● **Aim**
Quote every line as written. Omit pictures.

_ _ _ _ _ _ _

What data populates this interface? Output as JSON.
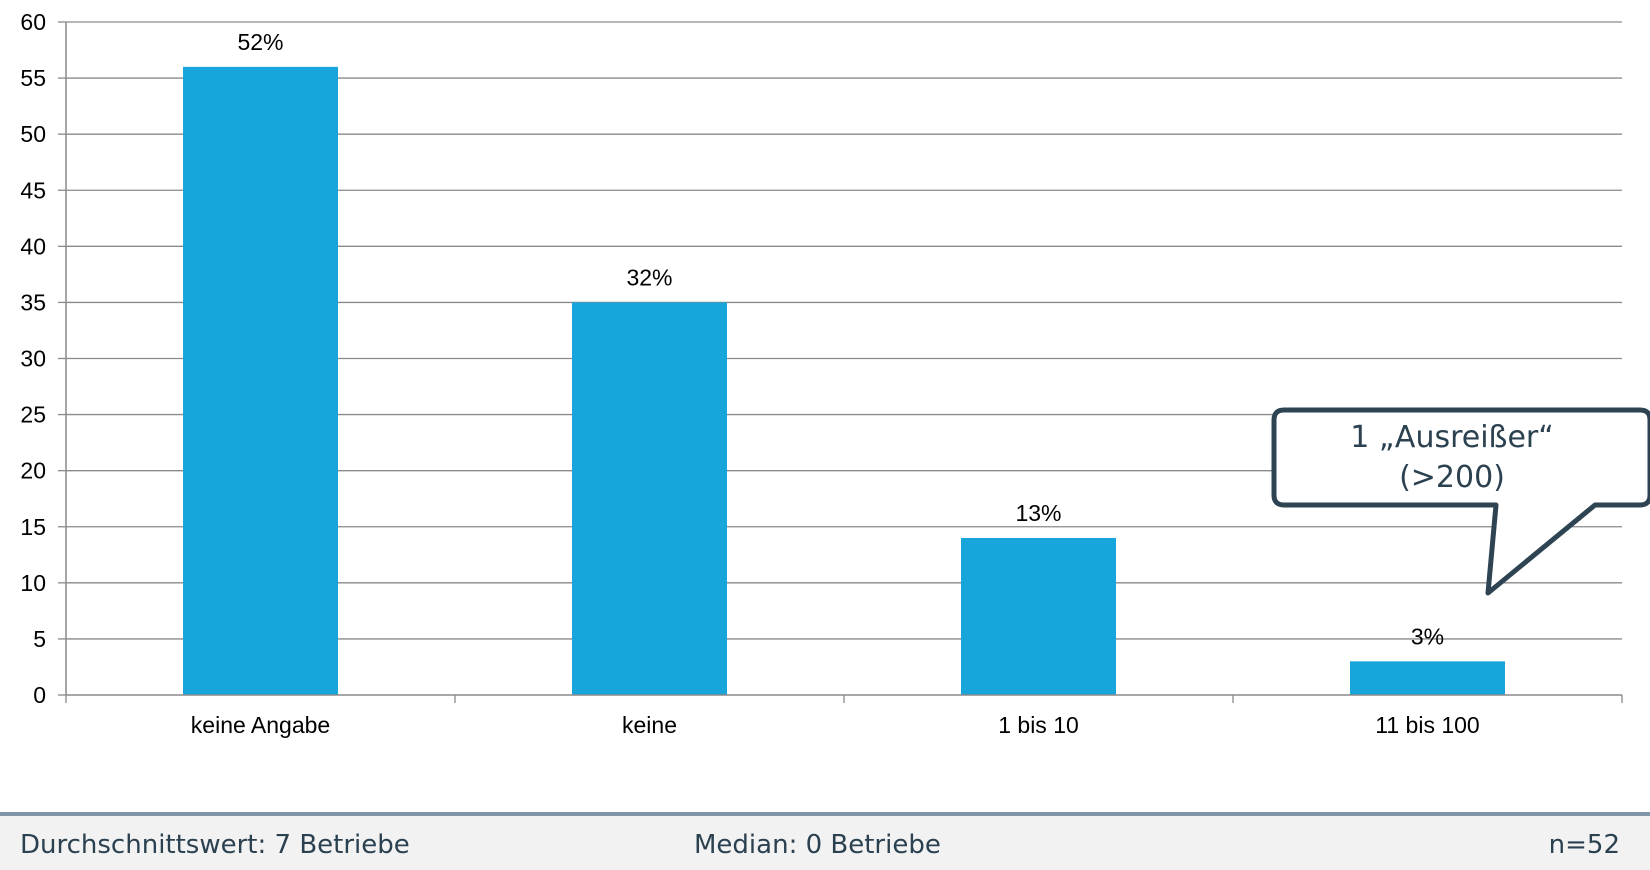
{
  "chart_data": {
    "type": "bar",
    "categories": [
      "keine Angabe",
      "keine",
      "1 bis 10",
      "11 bis 100"
    ],
    "values": [
      56,
      35,
      14,
      3
    ],
    "data_labels": [
      "52%",
      "32%",
      "13%",
      "3%"
    ],
    "ylim": [
      0,
      60
    ],
    "yticks": [
      0,
      5,
      10,
      15,
      20,
      25,
      30,
      35,
      40,
      45,
      50,
      55,
      60
    ],
    "grid": true,
    "bar_color": "#17a5dc",
    "title": "",
    "xlabel": "",
    "ylabel": ""
  },
  "callout": {
    "line1": "1 „Ausreißer“",
    "line2": "(>200)"
  },
  "footer": {
    "average": "Durchschnittswert: 7 Betriebe",
    "median": "Median: 0 Betriebe",
    "n": "n=52"
  }
}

_ _ _ _ _ _ _

● **Answer to the exercise**
What data populates this interface? Output as JSON.
{
  "chart_data": {
    "type": "bar",
    "categories": [
      "keine Angabe",
      "keine",
      "1 bis 10",
      "11 bis 100"
    ],
    "values": [
      56,
      35,
      14,
      3
    ],
    "data_labels": [
      "52%",
      "32%",
      "13%",
      "3%"
    ],
    "ylim": [
      0,
      60
    ],
    "yticks": [
      0,
      5,
      10,
      15,
      20,
      25,
      30,
      35,
      40,
      45,
      50,
      55,
      60
    ],
    "grid": true,
    "bar_color": "#17a5dc",
    "title": "",
    "xlabel": "",
    "ylabel": ""
  },
  "callout": {
    "line1": "1 „Ausreißer“",
    "line2": "(>200)"
  },
  "footer": {
    "average": "Durchschnittswert: 7 Betriebe",
    "median": "Median: 0 Betriebe",
    "n": "n=52"
  }
}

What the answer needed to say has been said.